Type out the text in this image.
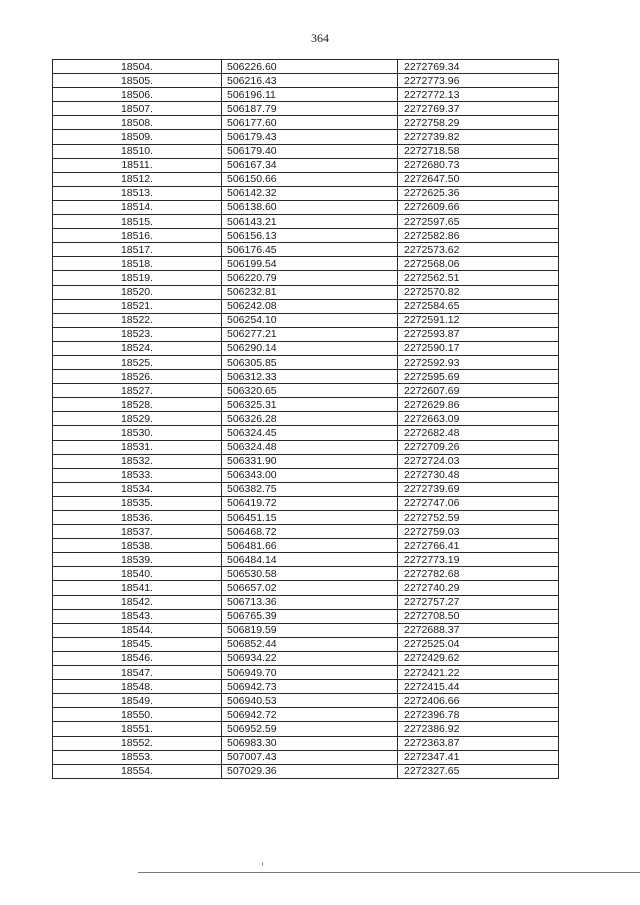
364
18504.	506226.60	2272769.34
18505.	506216.43	2272773.96
18506.	506196.11	2272772.13
18507.	506187.79	2272769.37
18508.	506177.60	2272758.29
18509.	506179.43	2272739.82
18510.	506179.40	2272718.58
18511.	506167.34	2272680.73
18512.	506150.66	2272647.50
18513.	506142.32	2272625.36
18514.	506138.60	2272609.66
18515.	506143.21	2272597.65
18516.	506156.13	2272582.86
18517.	506176.45	2272573.62
18518.	506199.54	2272568.06
18519.	506220.79	2272562.51
18520.	506232.81	2272570.82
18521.	506242.08	2272584.65
18522.	506254.10	2272591.12
18523.	506277.21	2272593.87
18524.	506290.14	2272590.17
18525.	506305.85	2272592.93
18526.	506312.33	2272595.69
18527.	506320.65	2272607.69
18528.	506325.31	2272629.86
18529.	506326.28	2272663.09
18530.	506324.45	2272682.48
18531.	506324.48	2272709.26
18532.	506331.90	2272724.03
18533.	506343.00	2272730.48
18534.	506382.75	2272739.69
18535.	506419.72	2272747.06
18536.	506451.15	2272752.59
18537.	506468.72	2272759.03
18538.	506481.66	2272766.41
18539.	506484.14	2272773.19
18540.	506530.58	2272782.68
18541.	506657.02	2272740.29
18542.	506713.36	2272757.27
18543.	506765.39	2272708.50
18544.	506819.59	2272688.37
18545.	506852.44	2272525.04
18546.	506934.22	2272429.62
18547.	506949.70	2272421.22
18548.	506942.73	2272415.44
18549.	506940.53	2272406.66
18550.	506942.72	2272396.78
18551.	506952.59	2272386.92
18552.	506983.30	2272363.87
18553.	507007.43	2272347.41
18554.	507029.36	2272327.65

WHAT THIS TASK INVOLVES: Print every entry exactly as written, without the pictures.

RESULT OF THE EXERCISE:
Type out the text in this image.
364
18504.	506226.60	2272769.34
18505.	506216.43	2272773.96
18506.	506196.11	2272772.13
18507.	506187.79	2272769.37
18508.	506177.60	2272758.29
18509.	506179.43	2272739.82
18510.	506179.40	2272718.58
18511.	506167.34	2272680.73
18512.	506150.66	2272647.50
18513.	506142.32	2272625.36
18514.	506138.60	2272609.66
18515.	506143.21	2272597.65
18516.	506156.13	2272582.86
18517.	506176.45	2272573.62
18518.	506199.54	2272568.06
18519.	506220.79	2272562.51
18520.	506232.81	2272570.82
18521.	506242.08	2272584.65
18522.	506254.10	2272591.12
18523.	506277.21	2272593.87
18524.	506290.14	2272590.17
18525.	506305.85	2272592.93
18526.	506312.33	2272595.69
18527.	506320.65	2272607.69
18528.	506325.31	2272629.86
18529.	506326.28	2272663.09
18530.	506324.45	2272682.48
18531.	506324.48	2272709.26
18532.	506331.90	2272724.03
18533.	506343.00	2272730.48
18534.	506382.75	2272739.69
18535.	506419.72	2272747.06
18536.	506451.15	2272752.59
18537.	506468.72	2272759.03
18538.	506481.66	2272766.41
18539.	506484.14	2272773.19
18540.	506530.58	2272782.68
18541.	506657.02	2272740.29
18542.	506713.36	2272757.27
18543.	506765.39	2272708.50
18544.	506819.59	2272688.37
18545.	506852.44	2272525.04
18546.	506934.22	2272429.62
18547.	506949.70	2272421.22
18548.	506942.73	2272415.44
18549.	506940.53	2272406.66
18550.	506942.72	2272396.78
18551.	506952.59	2272386.92
18552.	506983.30	2272363.87
18553.	507007.43	2272347.41
18554.	507029.36	2272327.65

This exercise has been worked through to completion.